◆ **Work to be completed**: Each record needs to be echoed exactly; can you do that?
# start of Dataset excerpts
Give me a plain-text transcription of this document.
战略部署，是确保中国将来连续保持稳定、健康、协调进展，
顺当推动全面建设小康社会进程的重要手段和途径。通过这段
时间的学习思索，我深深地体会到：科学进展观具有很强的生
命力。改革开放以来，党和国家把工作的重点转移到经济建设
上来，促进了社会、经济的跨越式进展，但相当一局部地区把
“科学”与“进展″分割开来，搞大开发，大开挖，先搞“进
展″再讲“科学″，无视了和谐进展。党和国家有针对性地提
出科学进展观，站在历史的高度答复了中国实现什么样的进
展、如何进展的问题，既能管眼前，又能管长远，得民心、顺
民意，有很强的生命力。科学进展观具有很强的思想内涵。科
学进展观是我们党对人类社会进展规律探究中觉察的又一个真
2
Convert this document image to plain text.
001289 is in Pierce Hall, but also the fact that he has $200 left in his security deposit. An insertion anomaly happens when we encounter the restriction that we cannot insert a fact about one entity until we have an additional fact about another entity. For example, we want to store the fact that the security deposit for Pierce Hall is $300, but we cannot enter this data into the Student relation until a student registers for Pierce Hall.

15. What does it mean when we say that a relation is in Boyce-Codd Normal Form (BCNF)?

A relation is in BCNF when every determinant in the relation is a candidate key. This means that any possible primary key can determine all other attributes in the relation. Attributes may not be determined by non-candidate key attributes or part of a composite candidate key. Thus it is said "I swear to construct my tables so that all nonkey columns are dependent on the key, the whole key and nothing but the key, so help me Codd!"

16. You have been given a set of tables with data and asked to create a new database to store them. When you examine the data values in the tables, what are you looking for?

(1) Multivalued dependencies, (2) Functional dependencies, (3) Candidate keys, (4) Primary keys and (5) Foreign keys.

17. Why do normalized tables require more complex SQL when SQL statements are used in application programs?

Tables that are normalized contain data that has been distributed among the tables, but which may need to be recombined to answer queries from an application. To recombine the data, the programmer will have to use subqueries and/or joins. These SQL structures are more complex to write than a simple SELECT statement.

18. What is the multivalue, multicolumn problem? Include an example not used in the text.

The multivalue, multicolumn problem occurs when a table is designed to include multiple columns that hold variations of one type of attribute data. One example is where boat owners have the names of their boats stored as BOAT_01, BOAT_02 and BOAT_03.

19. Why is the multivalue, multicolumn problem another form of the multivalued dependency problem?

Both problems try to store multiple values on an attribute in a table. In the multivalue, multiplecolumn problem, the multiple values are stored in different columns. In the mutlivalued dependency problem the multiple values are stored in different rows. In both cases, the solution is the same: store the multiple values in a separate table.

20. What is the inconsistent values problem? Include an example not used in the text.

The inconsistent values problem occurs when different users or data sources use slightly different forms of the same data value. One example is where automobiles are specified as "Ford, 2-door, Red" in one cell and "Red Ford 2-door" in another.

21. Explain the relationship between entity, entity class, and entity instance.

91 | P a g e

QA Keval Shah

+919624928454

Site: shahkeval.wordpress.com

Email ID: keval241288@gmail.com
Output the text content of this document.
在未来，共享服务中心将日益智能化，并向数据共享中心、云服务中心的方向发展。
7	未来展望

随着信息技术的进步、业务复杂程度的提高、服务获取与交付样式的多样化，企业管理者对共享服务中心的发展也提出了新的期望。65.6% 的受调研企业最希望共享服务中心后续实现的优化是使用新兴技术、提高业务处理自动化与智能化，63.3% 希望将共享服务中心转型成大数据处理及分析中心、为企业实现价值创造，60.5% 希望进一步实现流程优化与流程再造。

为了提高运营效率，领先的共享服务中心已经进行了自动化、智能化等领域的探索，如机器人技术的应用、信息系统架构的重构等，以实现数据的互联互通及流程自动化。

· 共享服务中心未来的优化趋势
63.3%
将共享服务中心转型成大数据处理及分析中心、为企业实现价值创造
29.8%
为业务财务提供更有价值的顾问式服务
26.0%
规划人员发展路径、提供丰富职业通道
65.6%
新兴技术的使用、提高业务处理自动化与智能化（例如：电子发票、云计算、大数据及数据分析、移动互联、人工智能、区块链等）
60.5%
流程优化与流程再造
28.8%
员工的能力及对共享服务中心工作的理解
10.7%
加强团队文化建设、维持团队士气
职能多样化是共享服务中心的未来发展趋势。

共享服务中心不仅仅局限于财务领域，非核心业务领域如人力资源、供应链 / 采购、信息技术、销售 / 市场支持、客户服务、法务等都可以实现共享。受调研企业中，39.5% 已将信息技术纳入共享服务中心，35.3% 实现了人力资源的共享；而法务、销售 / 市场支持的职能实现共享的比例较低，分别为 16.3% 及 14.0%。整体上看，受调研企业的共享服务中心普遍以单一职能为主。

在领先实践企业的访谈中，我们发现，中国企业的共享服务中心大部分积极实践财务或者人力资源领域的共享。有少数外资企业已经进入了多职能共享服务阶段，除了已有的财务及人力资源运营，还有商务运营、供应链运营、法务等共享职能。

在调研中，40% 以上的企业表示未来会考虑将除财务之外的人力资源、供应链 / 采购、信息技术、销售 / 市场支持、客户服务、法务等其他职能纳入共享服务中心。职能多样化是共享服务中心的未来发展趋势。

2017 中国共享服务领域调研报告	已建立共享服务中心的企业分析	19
# end of Dataset excerpts
◆ **Response to the task**:
Give me a plain-text transcription of this document.
战略部署，是确保中国将来连续保持稳定、健康、协调进展，
顺当推动全面建设小康社会进程的重要手段和途径。通过这段
时间的学习思索，我深深地体会到：科学进展观具有很强的生
命力。改革开放以来，党和国家把工作的重点转移到经济建设
上来，促进了社会、经济的跨越式进展，但相当一局部地区把
“科学”与“进展″分割开来，搞大开发，大开挖，先搞“进
展″再讲“科学″，无视了和谐进展。党和国家有针对性地提
出科学进展观，站在历史的高度答复了中国实现什么样的进
展、如何进展的问题，既能管眼前，又能管长远，得民心、顺
民意，有很强的生命力。科学进展观具有很强的思想内涵。科
学进展观是我们党对人类社会进展规律探究中觉察的又一个真
2
Convert this document image to plain text.
001289 is in Pierce Hall, but also the fact that he has $200 left in his security deposit. An insertion anomaly happens when we encounter the restriction that we cannot insert a fact about one entity until we have an additional fact about another entity. For example, we want to store the fact that the security deposit for Pierce Hall is $300, but we cannot enter this data into the Student relation until a student registers for Pierce Hall.

15. What does it mean when we say that a relation is in Boyce-Codd Normal Form (BCNF)?

A relation is in BCNF when every determinant in the relation is a candidate key. This means that any possible primary key can determine all other attributes in the relation. Attributes may not be determined by non-candidate key attributes or part of a composite candidate key. Thus it is said "I swear to construct my tables so that all nonkey columns are dependent on the key, the whole key and nothing but the key, so help me Codd!"

16. You have been given a set of tables with data and asked to create a new database to store them. When you examine the data values in the tables, what are you looking for?

(1) Multivalued dependencies, (2) Functional dependencies, (3) Candidate keys, (4) Primary keys and (5) Foreign keys.

17. Why do normalized tables require more complex SQL when SQL statements are used in application programs?

Tables that are normalized contain data that has been distributed among the tables, but which may need to be recombined to answer queries from an application. To recombine the data, the programmer will have to use subqueries and/or joins. These SQL structures are more complex to write than a simple SELECT statement.

18. What is the multivalue, multicolumn problem? Include an example not used in the text.

The multivalue, multicolumn problem occurs when a table is designed to include multiple columns that hold variations of one type of attribute data. One example is where boat owners have the names of their boats stored as BOAT_01, BOAT_02 and BOAT_03.

19. Why is the multivalue, multicolumn problem another form of the multivalued dependency problem?

Both problems try to store multiple values on an attribute in a table. In the multivalue, multiplecolumn problem, the multiple values are stored in different columns. In the mutlivalued dependency problem the multiple values are stored in different rows. In both cases, the solution is the same: store the multiple values in a separate table.

20. What is the inconsistent values problem? Include an example not used in the text.

The inconsistent values problem occurs when different users or data sources use slightly different forms of the same data value. One example is where automobiles are specified as "Ford, 2-door, Red" in one cell and "Red Ford 2-door" in another.

21. Explain the relationship between entity, entity class, and entity instance.

91 | P a g e

QA Keval Shah

+919624928454

Site: shahkeval.wordpress.com

Email ID: keval241288@gmail.com
Output the text content of this document.
在未来，共享服务中心将日益智能化，并向数据共享中心、云服务中心的方向发展。
7	未来展望

随着信息技术的进步、业务复杂程度的提高、服务获取与交付样式的多样化，企业管理者对共享服务中心的发展也提出了新的期望。65.6% 的受调研企业最希望共享服务中心后续实现的优化是使用新兴技术、提高业务处理自动化与智能化，63.3% 希望将共享服务中心转型成大数据处理及分析中心、为企业实现价值创造，60.5% 希望进一步实现流程优化与流程再造。

为了提高运营效率，领先的共享服务中心已经进行了自动化、智能化等领域的探索，如机器人技术的应用、信息系统架构的重构等，以实现数据的互联互通及流程自动化。

· 共享服务中心未来的优化趋势
63.3%
将共享服务中心转型成大数据处理及分析中心、为企业实现价值创造
29.8%
为业务财务提供更有价值的顾问式服务
26.0%
规划人员发展路径、提供丰富职业通道
65.6%
新兴技术的使用、提高业务处理自动化与智能化（例如：电子发票、云计算、大数据及数据分析、移动互联、人工智能、区块链等）
60.5%
流程优化与流程再造
28.8%
员工的能力及对共享服务中心工作的理解
10.7%
加强团队文化建设、维持团队士气
职能多样化是共享服务中心的未来发展趋势。

共享服务中心不仅仅局限于财务领域，非核心业务领域如人力资源、供应链 / 采购、信息技术、销售 / 市场支持、客户服务、法务等都可以实现共享。受调研企业中，39.5% 已将信息技术纳入共享服务中心，35.3% 实现了人力资源的共享；而法务、销售 / 市场支持的职能实现共享的比例较低，分别为 16.3% 及 14.0%。整体上看，受调研企业的共享服务中心普遍以单一职能为主。

在领先实践企业的访谈中，我们发现，中国企业的共享服务中心大部分积极实践财务或者人力资源领域的共享。有少数外资企业已经进入了多职能共享服务阶段，除了已有的财务及人力资源运营，还有商务运营、供应链运营、法务等共享职能。

在调研中，40% 以上的企业表示未来会考虑将除财务之外的人力资源、供应链 / 采购、信息技术、销售 / 市场支持、客户服务、法务等其他职能纳入共享服务中心。职能多样化是共享服务中心的未来发展趋势。

2017 中国共享服务领域调研报告	已建立共享服务中心的企业分析	19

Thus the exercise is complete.